**Exercise directions:** The entries below are to be repeated exactly as they stand.

**Task data:**
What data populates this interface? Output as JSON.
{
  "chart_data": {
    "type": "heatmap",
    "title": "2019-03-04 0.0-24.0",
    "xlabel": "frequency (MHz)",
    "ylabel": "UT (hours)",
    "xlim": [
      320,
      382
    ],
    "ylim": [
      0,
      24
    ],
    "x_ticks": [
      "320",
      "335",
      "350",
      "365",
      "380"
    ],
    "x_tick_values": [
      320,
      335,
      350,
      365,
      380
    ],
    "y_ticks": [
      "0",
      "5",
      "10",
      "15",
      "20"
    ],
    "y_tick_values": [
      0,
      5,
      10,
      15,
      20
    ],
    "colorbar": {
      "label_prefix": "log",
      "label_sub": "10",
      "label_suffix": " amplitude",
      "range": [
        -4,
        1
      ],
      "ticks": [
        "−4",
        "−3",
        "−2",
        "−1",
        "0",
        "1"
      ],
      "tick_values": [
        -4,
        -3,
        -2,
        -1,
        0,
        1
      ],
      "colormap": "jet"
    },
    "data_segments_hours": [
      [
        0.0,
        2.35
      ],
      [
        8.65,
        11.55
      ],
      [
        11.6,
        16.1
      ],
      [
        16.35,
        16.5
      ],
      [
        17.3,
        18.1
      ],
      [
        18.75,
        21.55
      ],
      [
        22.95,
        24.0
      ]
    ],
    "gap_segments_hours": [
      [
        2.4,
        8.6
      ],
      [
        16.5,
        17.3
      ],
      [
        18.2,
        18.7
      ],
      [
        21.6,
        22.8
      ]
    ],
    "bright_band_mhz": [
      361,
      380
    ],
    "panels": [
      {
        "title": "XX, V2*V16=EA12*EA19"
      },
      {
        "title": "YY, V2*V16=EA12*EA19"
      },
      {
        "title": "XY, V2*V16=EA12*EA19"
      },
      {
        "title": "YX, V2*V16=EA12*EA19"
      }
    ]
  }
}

**Exercise answer:**
What data populates this interface? Output as JSON.
{
  "chart_data": {
    "type": "heatmap",
    "title": "2019-03-04 0.0-24.0",
    "xlabel": "frequency (MHz)",
    "ylabel": "UT (hours)",
    "xlim": [
      320,
      382
    ],
    "ylim": [
      0,
      24
    ],
    "x_ticks": [
      "320",
      "335",
      "350",
      "365",
      "380"
    ],
    "x_tick_values": [
      320,
      335,
      350,
      365,
      380
    ],
    "y_ticks": [
      "0",
      "5",
      "10",
      "15",
      "20"
    ],
    "y_tick_values": [
      0,
      5,
      10,
      15,
      20
    ],
    "colorbar": {
      "label_prefix": "log",
      "label_sub": "10",
      "label_suffix": " amplitude",
      "range": [
        -4,
        1
      ],
      "ticks": [
        "−4",
        "−3",
        "−2",
        "−1",
        "0",
        "1"
      ],
      "tick_values": [
        -4,
        -3,
        -2,
        -1,
        0,
        1
      ],
      "colormap": "jet"
    },
    "data_segments_hours": [
      [
        0.0,
        2.35
      ],
      [
        8.65,
        11.55
      ],
      [
        11.6,
        16.1
      ],
      [
        16.35,
        16.5
      ],
      [
        17.3,
        18.1
      ],
      [
        18.75,
        21.55
      ],
      [
        22.95,
        24.0
      ]
    ],
    "gap_segments_hours": [
      [
        2.4,
        8.6
      ],
      [
        16.5,
        17.3
      ],
      [
        18.2,
        18.7
      ],
      [
        21.6,
        22.8
      ]
    ],
    "bright_band_mhz": [
      361,
      380
    ],
    "panels": [
      {
        "title": "XX, V2*V16=EA12*EA19"
      },
      {
        "title": "YY, V2*V16=EA12*EA19"
      },
      {
        "title": "XY, V2*V16=EA12*EA19"
      },
      {
        "title": "YX, V2*V16=EA12*EA19"
      }
    ]
  }
}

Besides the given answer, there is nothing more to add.